◆ **Request**
Determine the number of lines containing the word "Large", and state that figure alone.

□ □ □ □ □ □ □

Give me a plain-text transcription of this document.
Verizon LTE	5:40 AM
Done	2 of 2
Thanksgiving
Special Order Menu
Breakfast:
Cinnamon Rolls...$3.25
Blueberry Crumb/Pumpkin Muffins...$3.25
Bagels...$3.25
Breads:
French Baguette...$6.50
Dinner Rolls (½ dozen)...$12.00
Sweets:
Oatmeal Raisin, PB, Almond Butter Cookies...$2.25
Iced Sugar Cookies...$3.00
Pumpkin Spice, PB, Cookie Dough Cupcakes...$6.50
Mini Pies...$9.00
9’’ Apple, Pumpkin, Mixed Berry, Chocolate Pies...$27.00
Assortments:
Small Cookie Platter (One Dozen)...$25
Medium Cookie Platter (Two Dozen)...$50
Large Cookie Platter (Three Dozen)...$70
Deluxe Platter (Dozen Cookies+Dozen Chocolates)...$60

□ □ □ □ □ □ □

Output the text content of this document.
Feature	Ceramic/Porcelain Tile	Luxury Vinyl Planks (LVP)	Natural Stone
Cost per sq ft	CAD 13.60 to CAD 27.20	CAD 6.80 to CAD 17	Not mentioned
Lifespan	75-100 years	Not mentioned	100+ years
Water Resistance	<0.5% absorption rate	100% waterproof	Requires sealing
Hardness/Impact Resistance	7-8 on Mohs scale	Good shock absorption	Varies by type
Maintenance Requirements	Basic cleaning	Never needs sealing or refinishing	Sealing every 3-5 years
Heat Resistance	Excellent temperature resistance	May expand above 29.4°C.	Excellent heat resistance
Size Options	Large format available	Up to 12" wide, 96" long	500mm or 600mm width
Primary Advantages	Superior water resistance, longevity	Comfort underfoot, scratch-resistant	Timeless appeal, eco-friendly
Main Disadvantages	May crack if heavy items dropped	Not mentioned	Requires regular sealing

□ □ □ □ □ □ □

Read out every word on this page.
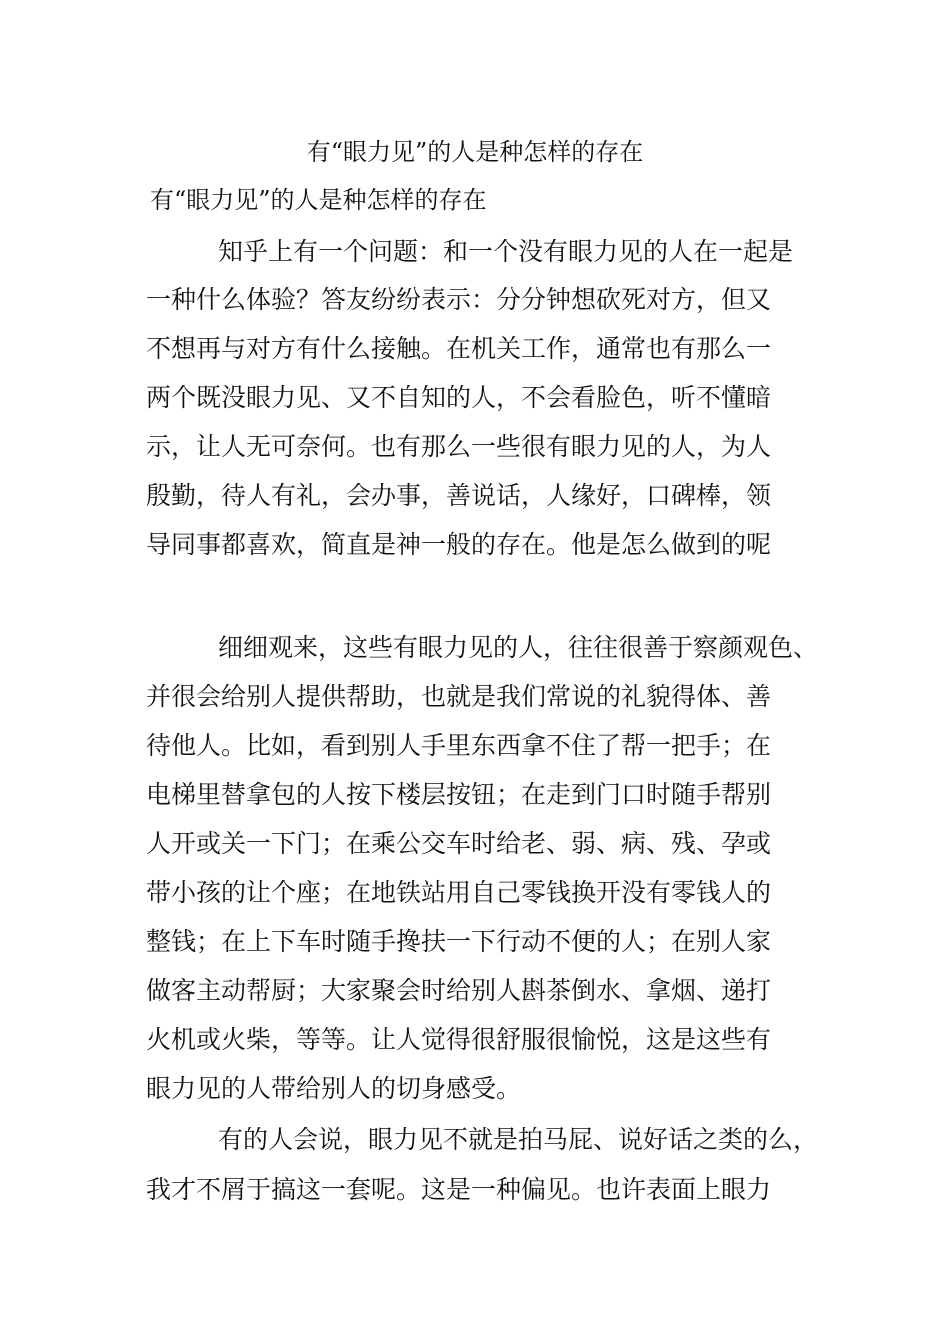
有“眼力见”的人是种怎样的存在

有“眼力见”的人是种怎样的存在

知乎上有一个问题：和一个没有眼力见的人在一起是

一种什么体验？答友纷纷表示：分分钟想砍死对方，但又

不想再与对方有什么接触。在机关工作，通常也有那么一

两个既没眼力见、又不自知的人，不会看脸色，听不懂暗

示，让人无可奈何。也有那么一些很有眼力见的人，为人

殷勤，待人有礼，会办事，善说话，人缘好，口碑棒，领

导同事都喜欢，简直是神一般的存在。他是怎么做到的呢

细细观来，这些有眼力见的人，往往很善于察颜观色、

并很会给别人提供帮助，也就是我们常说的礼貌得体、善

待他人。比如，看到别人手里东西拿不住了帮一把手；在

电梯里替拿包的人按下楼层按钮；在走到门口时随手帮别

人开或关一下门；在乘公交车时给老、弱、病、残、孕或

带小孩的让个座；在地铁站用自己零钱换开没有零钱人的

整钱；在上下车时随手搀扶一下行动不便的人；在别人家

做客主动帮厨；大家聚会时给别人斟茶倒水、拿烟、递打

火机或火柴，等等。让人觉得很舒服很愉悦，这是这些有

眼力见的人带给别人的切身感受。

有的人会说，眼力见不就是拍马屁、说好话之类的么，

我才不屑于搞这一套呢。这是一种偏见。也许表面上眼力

□ □ □ □ □ □ □

◆ **Written solution**
2